* **Task objective**: Copy out every line of the items below word for word, leaving out the pictures.

* **Data in this exercise**:
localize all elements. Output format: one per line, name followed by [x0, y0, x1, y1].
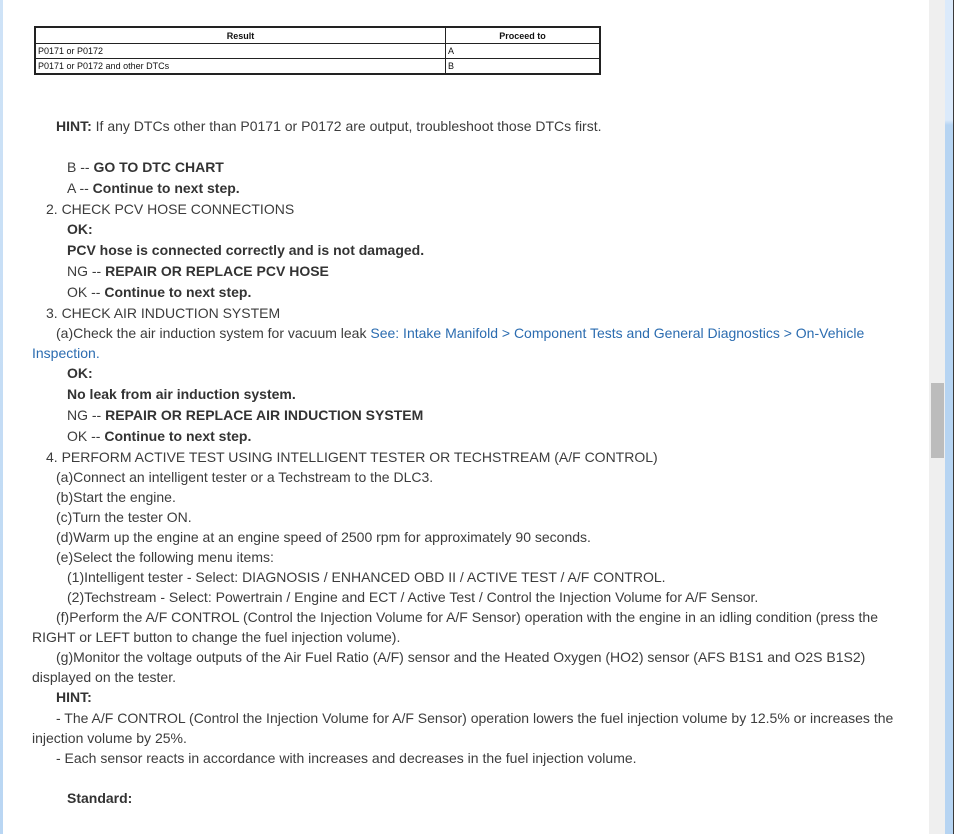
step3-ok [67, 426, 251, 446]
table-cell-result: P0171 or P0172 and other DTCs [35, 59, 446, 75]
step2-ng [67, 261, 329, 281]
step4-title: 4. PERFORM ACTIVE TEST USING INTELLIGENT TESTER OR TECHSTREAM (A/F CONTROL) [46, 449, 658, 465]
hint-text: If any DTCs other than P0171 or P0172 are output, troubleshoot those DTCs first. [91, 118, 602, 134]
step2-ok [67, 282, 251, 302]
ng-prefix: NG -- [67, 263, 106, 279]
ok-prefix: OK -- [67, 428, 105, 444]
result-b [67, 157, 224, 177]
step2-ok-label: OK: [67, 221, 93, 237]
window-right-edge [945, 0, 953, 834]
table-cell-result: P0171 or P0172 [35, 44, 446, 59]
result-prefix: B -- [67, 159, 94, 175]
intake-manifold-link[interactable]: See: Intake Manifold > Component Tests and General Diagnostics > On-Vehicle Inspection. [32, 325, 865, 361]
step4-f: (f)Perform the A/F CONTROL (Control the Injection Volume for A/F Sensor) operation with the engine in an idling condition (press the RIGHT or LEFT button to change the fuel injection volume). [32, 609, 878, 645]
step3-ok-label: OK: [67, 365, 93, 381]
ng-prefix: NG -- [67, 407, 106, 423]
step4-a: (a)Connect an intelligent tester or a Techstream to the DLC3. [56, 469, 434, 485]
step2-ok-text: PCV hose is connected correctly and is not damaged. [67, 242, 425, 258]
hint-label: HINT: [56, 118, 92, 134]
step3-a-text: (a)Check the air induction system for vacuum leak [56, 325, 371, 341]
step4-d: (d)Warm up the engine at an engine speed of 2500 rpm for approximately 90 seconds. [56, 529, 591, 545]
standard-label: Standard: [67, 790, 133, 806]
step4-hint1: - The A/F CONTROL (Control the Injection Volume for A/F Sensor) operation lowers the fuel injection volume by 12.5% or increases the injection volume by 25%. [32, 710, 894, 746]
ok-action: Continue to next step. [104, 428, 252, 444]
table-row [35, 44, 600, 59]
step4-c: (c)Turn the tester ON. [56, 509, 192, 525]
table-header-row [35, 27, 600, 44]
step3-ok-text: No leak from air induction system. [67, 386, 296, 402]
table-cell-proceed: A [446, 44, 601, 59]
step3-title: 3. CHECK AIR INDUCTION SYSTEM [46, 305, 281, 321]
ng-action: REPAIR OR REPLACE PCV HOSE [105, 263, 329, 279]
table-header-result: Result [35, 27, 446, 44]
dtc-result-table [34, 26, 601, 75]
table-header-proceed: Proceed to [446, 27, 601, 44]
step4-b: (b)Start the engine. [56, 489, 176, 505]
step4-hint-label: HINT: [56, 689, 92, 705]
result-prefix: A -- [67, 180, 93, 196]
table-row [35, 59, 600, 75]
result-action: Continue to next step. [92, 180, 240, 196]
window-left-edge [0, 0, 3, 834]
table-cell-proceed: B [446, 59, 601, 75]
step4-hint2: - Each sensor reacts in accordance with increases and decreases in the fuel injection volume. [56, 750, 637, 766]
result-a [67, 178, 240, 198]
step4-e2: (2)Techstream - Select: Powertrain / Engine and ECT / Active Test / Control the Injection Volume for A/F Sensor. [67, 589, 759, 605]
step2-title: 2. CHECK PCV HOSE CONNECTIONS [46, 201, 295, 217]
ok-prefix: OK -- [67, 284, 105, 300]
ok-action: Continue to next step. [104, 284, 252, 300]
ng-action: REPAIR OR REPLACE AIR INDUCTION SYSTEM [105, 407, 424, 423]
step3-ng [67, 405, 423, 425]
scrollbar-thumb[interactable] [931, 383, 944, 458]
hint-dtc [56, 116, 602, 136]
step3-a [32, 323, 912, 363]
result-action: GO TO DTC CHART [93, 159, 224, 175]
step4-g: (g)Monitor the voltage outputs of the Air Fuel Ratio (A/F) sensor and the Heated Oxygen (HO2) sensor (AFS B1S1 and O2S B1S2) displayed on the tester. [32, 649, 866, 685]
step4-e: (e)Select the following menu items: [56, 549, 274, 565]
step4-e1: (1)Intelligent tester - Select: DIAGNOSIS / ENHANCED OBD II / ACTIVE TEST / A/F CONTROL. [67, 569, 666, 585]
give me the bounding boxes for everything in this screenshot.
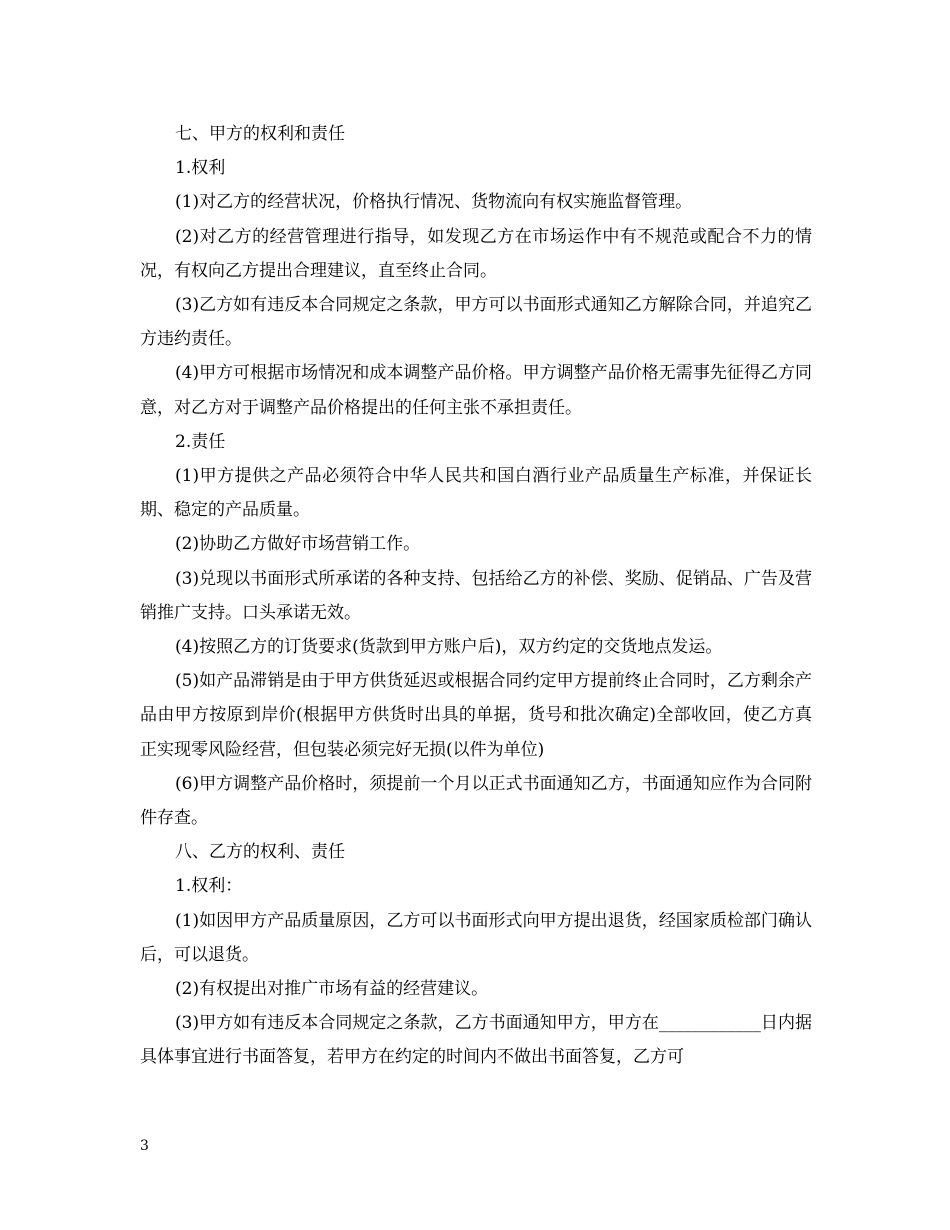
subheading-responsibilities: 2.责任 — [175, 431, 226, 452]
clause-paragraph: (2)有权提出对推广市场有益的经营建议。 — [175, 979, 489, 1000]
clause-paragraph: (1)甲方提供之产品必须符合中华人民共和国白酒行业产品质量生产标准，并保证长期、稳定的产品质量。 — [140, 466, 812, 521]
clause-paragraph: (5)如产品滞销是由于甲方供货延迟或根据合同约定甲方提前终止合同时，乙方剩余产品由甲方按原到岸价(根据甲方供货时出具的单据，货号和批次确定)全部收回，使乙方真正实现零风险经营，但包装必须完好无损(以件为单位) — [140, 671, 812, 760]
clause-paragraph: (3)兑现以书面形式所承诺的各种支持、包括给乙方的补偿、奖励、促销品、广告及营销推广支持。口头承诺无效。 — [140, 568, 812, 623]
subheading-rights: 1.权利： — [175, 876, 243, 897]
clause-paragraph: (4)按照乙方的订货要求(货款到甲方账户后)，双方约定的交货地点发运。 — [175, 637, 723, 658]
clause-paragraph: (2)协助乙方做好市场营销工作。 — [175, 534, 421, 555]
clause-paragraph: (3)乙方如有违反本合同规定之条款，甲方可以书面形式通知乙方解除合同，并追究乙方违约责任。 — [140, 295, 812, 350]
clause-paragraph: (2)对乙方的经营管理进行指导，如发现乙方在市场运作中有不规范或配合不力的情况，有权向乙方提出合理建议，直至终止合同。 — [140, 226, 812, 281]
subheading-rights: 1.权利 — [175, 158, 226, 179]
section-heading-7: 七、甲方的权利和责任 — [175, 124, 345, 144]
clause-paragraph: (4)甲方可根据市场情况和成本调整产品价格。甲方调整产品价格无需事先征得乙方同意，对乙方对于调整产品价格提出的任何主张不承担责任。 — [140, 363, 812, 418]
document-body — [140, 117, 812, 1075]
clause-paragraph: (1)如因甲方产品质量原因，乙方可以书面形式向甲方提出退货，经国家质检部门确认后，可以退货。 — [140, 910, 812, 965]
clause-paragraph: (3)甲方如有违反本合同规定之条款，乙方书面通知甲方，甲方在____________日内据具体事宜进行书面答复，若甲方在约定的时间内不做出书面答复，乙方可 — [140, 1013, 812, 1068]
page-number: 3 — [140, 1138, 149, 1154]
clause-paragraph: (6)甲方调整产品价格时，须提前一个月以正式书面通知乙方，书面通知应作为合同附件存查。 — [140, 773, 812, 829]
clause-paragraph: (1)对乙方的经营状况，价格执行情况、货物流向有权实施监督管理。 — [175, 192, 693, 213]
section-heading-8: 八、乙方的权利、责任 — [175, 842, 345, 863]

* **Complete response**:
localize all elements. Output format: one per line, name followed by [x0, y0, x1, y1].
step3-ok [67, 426, 251, 446]
table-cell-result: P0171 or P0172 and other DTCs [35, 59, 446, 75]
step2-ng [67, 261, 329, 281]
step4-title: 4. PERFORM ACTIVE TEST USING INTELLIGENT TESTER OR TECHSTREAM (A/F CONTROL) [46, 449, 658, 465]
hint-text: If any DTCs other than P0171 or P0172 are output, troubleshoot those DTCs first. [91, 118, 602, 134]
step2-ok [67, 282, 251, 302]
ng-prefix: NG -- [67, 263, 106, 279]
ok-prefix: OK -- [67, 428, 105, 444]
result-b [67, 157, 224, 177]
step2-ok-label: OK: [67, 221, 93, 237]
window-right-edge [945, 0, 953, 834]
table-cell-result: P0171 or P0172 [35, 44, 446, 59]
result-prefix: B -- [67, 159, 94, 175]
intake-manifold-link[interactable]: See: Intake Manifold > Component Tests and General Diagnostics > On-Vehicle Inspection. [32, 325, 865, 361]
step4-f: (f)Perform the A/F CONTROL (Control the Injection Volume for A/F Sensor) operation with the engine in an idling condition (press the RIGHT or LEFT button to change the fuel injection volume). [32, 609, 878, 645]
step3-ok-label: OK: [67, 365, 93, 381]
ng-prefix: NG -- [67, 407, 106, 423]
step4-a: (a)Connect an intelligent tester or a Techstream to the DLC3. [56, 469, 434, 485]
step2-ok-text: PCV hose is connected correctly and is not damaged. [67, 242, 425, 258]
hint-label: HINT: [56, 118, 92, 134]
step3-a-text: (a)Check the air induction system for vacuum leak [56, 325, 371, 341]
step4-d: (d)Warm up the engine at an engine speed of 2500 rpm for approximately 90 seconds. [56, 529, 591, 545]
standard-label: Standard: [67, 790, 133, 806]
step4-hint1: - The A/F CONTROL (Control the Injection Volume for A/F Sensor) operation lowers the fuel injection volume by 12.5% or increases the injection volume by 25%. [32, 710, 894, 746]
ok-action: Continue to next step. [104, 428, 252, 444]
table-row [35, 44, 600, 59]
step4-c: (c)Turn the tester ON. [56, 509, 192, 525]
table-header-row [35, 27, 600, 44]
step3-ok-text: No leak from air induction system. [67, 386, 296, 402]
table-cell-proceed: A [446, 44, 601, 59]
step3-title: 3. CHECK AIR INDUCTION SYSTEM [46, 305, 281, 321]
ng-action: REPAIR OR REPLACE PCV HOSE [105, 263, 329, 279]
table-header-result: Result [35, 27, 446, 44]
dtc-result-table [34, 26, 601, 75]
table-header-proceed: Proceed to [446, 27, 601, 44]
step4-b: (b)Start the engine. [56, 489, 176, 505]
step4-hint-label: HINT: [56, 689, 92, 705]
result-prefix: A -- [67, 180, 93, 196]
table-row [35, 59, 600, 75]
result-action: Continue to next step. [92, 180, 240, 196]
window-left-edge [0, 0, 3, 834]
table-cell-proceed: B [446, 59, 601, 75]
step4-hint2: - Each sensor reacts in accordance with increases and decreases in the fuel injection volume. [56, 750, 637, 766]
result-a [67, 178, 240, 198]
step4-e2: (2)Techstream - Select: Powertrain / Engine and ECT / Active Test / Control the Injection Volume for A/F Sensor. [67, 589, 759, 605]
step2-title: 2. CHECK PCV HOSE CONNECTIONS [46, 201, 295, 217]
ok-prefix: OK -- [67, 284, 105, 300]
ok-action: Continue to next step. [104, 284, 252, 300]
ng-action: REPAIR OR REPLACE AIR INDUCTION SYSTEM [105, 407, 424, 423]
step3-ng [67, 405, 423, 425]
scrollbar-thumb[interactable] [931, 383, 944, 458]
hint-dtc [56, 116, 602, 136]
step3-a [32, 323, 912, 363]
result-action: GO TO DTC CHART [93, 159, 224, 175]
step4-g: (g)Monitor the voltage outputs of the Air Fuel Ratio (A/F) sensor and the Heated Oxygen (HO2) sensor (AFS B1S1 and O2S B1S2) displayed on the tester. [32, 649, 866, 685]
step4-e: (e)Select the following menu items: [56, 549, 274, 565]
step4-e1: (1)Intelligent tester - Select: DIAGNOSIS / ENHANCED OBD II / ACTIVE TEST / A/F CONTROL. [67, 569, 666, 585]
give me the bounding boxes for everything in this screenshot.
subheading-responsibilities: 2.责任 — [175, 431, 226, 452]
clause-paragraph: (2)有权提出对推广市场有益的经营建议。 — [175, 979, 489, 1000]
clause-paragraph: (1)甲方提供之产品必须符合中华人民共和国白酒行业产品质量生产标准，并保证长期、稳定的产品质量。 — [140, 466, 812, 521]
clause-paragraph: (5)如产品滞销是由于甲方供货延迟或根据合同约定甲方提前终止合同时，乙方剩余产品由甲方按原到岸价(根据甲方供货时出具的单据，货号和批次确定)全部收回，使乙方真正实现零风险经营，但包装必须完好无损(以件为单位) — [140, 671, 812, 760]
clause-paragraph: (3)兑现以书面形式所承诺的各种支持、包括给乙方的补偿、奖励、促销品、广告及营销推广支持。口头承诺无效。 — [140, 568, 812, 623]
subheading-rights: 1.权利： — [175, 876, 243, 897]
clause-paragraph: (4)按照乙方的订货要求(货款到甲方账户后)，双方约定的交货地点发运。 — [175, 637, 723, 658]
clause-paragraph: (2)协助乙方做好市场营销工作。 — [175, 534, 421, 555]
clause-paragraph: (3)乙方如有违反本合同规定之条款，甲方可以书面形式通知乙方解除合同，并追究乙方违约责任。 — [140, 295, 812, 350]
clause-paragraph: (2)对乙方的经营管理进行指导，如发现乙方在市场运作中有不规范或配合不力的情况，有权向乙方提出合理建议，直至终止合同。 — [140, 226, 812, 281]
subheading-rights: 1.权利 — [175, 158, 226, 179]
section-heading-7: 七、甲方的权利和责任 — [175, 124, 345, 144]
clause-paragraph: (4)甲方可根据市场情况和成本调整产品价格。甲方调整产品价格无需事先征得乙方同意，对乙方对于调整产品价格提出的任何主张不承担责任。 — [140, 363, 812, 418]
document-body — [140, 117, 812, 1075]
clause-paragraph: (1)如因甲方产品质量原因，乙方可以书面形式向甲方提出退货，经国家质检部门确认后，可以退货。 — [140, 910, 812, 965]
clause-paragraph: (3)甲方如有违反本合同规定之条款，乙方书面通知甲方，甲方在____________日内据具体事宜进行书面答复，若甲方在约定的时间内不做出书面答复，乙方可 — [140, 1013, 812, 1068]
page-number: 3 — [140, 1138, 149, 1154]
clause-paragraph: (6)甲方调整产品价格时，须提前一个月以正式书面通知乙方，书面通知应作为合同附件存查。 — [140, 773, 812, 829]
clause-paragraph: (1)对乙方的经营状况，价格执行情况、货物流向有权实施监督管理。 — [175, 192, 693, 213]
section-heading-8: 八、乙方的权利、责任 — [175, 842, 345, 863]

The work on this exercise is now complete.